Task objective: Seek out every line containing the word "from", and copy each.
** Begin Stored data **
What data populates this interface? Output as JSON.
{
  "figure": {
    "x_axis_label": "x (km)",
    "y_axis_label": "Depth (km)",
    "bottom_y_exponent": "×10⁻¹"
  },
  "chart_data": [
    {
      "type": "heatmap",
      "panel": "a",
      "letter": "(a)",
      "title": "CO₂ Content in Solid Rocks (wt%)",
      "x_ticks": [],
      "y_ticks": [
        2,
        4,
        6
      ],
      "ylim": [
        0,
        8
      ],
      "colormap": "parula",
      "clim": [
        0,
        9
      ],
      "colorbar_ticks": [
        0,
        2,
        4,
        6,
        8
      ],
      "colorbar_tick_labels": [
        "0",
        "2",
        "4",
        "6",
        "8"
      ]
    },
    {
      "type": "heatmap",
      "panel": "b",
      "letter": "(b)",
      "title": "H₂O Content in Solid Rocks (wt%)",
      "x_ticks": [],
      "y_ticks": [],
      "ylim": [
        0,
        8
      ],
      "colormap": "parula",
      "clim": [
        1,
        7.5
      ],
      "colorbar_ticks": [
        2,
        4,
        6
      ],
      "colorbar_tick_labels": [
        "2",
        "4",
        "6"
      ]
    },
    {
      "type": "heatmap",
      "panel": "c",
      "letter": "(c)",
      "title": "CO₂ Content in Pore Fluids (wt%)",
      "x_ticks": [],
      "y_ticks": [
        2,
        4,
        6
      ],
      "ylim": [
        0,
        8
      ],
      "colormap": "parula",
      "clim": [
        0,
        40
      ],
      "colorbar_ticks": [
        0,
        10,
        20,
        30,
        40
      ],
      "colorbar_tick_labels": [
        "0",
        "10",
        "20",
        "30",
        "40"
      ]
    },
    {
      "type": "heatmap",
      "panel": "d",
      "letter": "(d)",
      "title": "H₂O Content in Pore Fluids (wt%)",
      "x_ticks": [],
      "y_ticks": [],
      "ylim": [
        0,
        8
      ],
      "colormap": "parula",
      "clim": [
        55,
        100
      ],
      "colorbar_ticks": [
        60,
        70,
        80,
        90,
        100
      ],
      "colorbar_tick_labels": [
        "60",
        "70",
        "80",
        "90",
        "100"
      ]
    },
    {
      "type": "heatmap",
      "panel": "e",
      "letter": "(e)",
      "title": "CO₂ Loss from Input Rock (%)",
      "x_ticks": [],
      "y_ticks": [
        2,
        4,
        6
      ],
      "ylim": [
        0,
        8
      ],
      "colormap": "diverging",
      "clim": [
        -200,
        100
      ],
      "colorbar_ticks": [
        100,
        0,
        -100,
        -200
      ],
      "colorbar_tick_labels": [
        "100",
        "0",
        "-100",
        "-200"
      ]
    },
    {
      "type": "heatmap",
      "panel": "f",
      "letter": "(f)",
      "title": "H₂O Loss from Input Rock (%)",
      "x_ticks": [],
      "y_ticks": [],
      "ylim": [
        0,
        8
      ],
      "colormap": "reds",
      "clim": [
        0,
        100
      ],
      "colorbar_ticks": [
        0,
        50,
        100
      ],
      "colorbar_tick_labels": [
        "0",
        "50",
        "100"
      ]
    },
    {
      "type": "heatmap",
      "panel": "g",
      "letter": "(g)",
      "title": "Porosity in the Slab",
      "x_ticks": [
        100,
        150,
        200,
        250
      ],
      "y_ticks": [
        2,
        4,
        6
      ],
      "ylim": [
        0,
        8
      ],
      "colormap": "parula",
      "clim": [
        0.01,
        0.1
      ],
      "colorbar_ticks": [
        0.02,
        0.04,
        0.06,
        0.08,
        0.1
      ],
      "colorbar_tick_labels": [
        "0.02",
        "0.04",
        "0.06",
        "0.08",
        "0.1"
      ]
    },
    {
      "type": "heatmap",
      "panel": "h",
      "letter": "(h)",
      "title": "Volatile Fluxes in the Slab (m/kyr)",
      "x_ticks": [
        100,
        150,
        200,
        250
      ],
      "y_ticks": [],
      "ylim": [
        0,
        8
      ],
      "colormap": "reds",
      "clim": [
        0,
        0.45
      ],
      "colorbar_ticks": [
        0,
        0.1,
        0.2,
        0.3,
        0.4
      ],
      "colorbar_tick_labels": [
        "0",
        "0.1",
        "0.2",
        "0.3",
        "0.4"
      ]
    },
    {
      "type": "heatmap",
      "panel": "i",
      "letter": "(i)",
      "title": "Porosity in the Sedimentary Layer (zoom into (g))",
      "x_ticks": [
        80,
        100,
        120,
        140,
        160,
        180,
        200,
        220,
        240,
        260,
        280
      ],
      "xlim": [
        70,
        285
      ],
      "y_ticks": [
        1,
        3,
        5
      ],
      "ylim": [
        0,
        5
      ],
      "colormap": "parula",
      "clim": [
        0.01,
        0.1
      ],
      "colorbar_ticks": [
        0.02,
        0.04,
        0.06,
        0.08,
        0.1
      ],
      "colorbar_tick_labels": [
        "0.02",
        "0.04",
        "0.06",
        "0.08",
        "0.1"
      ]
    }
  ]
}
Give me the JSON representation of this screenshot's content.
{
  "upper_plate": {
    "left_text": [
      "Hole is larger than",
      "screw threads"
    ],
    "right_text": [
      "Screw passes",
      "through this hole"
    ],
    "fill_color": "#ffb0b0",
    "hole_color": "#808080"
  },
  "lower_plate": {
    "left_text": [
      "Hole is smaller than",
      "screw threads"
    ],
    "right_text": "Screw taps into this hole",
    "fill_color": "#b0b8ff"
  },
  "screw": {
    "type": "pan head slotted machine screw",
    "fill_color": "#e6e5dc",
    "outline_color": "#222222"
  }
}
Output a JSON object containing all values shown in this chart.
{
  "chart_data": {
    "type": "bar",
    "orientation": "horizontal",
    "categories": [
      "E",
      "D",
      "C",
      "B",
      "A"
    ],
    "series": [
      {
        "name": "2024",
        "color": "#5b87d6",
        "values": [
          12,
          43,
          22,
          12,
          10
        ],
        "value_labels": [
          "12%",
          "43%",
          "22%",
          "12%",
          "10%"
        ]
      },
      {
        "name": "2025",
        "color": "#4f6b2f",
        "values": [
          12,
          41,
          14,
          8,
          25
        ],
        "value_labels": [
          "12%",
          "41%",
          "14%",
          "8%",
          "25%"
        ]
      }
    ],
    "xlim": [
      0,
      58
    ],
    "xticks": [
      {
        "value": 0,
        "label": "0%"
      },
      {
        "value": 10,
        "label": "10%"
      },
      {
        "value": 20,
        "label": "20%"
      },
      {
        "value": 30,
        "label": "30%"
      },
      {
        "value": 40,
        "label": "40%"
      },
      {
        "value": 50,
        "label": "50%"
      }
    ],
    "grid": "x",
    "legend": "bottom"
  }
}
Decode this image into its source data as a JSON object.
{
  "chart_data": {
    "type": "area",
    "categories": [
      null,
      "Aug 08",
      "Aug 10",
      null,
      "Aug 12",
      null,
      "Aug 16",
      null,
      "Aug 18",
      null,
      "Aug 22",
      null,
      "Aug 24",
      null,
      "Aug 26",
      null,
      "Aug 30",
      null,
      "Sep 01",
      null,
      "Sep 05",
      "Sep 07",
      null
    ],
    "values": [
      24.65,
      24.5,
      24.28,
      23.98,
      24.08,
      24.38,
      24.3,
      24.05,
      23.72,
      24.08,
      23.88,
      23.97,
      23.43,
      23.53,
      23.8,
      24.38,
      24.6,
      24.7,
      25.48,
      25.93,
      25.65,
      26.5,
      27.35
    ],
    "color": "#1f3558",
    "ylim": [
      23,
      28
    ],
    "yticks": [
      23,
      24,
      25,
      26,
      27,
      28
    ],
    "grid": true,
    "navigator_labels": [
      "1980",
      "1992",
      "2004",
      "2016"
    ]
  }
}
** End Stored data **
The result:
      "title": "CO₂ Loss from Input Rock (%)",
      "title": "H₂O Loss from Input Rock (%)",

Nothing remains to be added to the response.